▸ **DATA FOR THE TASK**
---
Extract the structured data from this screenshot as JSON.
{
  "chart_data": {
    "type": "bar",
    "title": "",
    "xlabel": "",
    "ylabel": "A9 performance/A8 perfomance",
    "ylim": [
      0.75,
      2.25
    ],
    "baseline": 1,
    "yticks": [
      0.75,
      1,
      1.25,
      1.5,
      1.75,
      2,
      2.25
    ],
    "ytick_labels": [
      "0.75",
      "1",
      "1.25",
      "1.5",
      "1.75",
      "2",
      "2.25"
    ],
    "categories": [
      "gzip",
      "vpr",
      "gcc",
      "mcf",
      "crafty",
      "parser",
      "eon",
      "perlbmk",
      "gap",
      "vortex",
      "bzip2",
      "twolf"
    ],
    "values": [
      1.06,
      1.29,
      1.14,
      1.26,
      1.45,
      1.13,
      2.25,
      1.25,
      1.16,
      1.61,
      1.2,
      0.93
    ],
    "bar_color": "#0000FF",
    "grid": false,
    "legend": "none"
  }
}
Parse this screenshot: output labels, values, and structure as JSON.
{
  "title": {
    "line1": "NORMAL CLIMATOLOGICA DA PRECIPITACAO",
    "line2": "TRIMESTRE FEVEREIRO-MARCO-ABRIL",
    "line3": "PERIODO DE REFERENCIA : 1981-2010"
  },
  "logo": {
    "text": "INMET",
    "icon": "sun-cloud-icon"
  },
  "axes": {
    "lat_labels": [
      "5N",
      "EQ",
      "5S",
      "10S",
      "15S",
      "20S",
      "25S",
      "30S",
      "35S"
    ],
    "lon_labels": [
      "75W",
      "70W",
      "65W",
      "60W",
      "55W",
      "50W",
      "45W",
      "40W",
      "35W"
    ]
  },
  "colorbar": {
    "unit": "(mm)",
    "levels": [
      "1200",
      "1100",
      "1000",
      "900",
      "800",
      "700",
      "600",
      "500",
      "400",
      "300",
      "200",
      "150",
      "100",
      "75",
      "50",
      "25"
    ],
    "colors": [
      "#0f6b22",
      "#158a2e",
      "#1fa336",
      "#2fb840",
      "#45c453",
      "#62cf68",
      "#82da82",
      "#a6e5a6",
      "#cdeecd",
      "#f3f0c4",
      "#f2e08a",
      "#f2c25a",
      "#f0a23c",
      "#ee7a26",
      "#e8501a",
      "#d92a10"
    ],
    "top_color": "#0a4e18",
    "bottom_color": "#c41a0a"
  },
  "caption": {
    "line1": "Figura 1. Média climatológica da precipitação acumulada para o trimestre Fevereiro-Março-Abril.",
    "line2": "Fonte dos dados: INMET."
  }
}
---
▸ **EXERCISE BRIEF**
Return all of the data precisely as it appears.

▸ **REPLY**
Extract the structured data from this screenshot as JSON.
{
  "chart_data": {
    "type": "bar",
    "title": "",
    "xlabel": "",
    "ylabel": "A9 performance/A8 perfomance",
    "ylim": [
      0.75,
      2.25
    ],
    "baseline": 1,
    "yticks": [
      0.75,
      1,
      1.25,
      1.5,
      1.75,
      2,
      2.25
    ],
    "ytick_labels": [
      "0.75",
      "1",
      "1.25",
      "1.5",
      "1.75",
      "2",
      "2.25"
    ],
    "categories": [
      "gzip",
      "vpr",
      "gcc",
      "mcf",
      "crafty",
      "parser",
      "eon",
      "perlbmk",
      "gap",
      "vortex",
      "bzip2",
      "twolf"
    ],
    "values": [
      1.06,
      1.29,
      1.14,
      1.26,
      1.45,
      1.13,
      2.25,
      1.25,
      1.16,
      1.61,
      1.2,
      0.93
    ],
    "bar_color": "#0000FF",
    "grid": false,
    "legend": "none"
  }
}
Parse this screenshot: output labels, values, and structure as JSON.
{
  "title": {
    "line1": "NORMAL CLIMATOLOGICA DA PRECIPITACAO",
    "line2": "TRIMESTRE FEVEREIRO-MARCO-ABRIL",
    "line3": "PERIODO DE REFERENCIA : 1981-2010"
  },
  "logo": {
    "text": "INMET",
    "icon": "sun-cloud-icon"
  },
  "axes": {
    "lat_labels": [
      "5N",
      "EQ",
      "5S",
      "10S",
      "15S",
      "20S",
      "25S",
      "30S",
      "35S"
    ],
    "lon_labels": [
      "75W",
      "70W",
      "65W",
      "60W",
      "55W",
      "50W",
      "45W",
      "40W",
      "35W"
    ]
  },
  "colorbar": {
    "unit": "(mm)",
    "levels": [
      "1200",
      "1100",
      "1000",
      "900",
      "800",
      "700",
      "600",
      "500",
      "400",
      "300",
      "200",
      "150",
      "100",
      "75",
      "50",
      "25"
    ],
    "colors": [
      "#0f6b22",
      "#158a2e",
      "#1fa336",
      "#2fb840",
      "#45c453",
      "#62cf68",
      "#82da82",
      "#a6e5a6",
      "#cdeecd",
      "#f3f0c4",
      "#f2e08a",
      "#f2c25a",
      "#f0a23c",
      "#ee7a26",
      "#e8501a",
      "#d92a10"
    ],
    "top_color": "#0a4e18",
    "bottom_color": "#c41a0a"
  },
  "caption": {
    "line1": "Figura 1. Média climatológica da precipitação acumulada para o trimestre Fevereiro-Março-Abril.",
    "line2": "Fonte dos dados: INMET."
  }
}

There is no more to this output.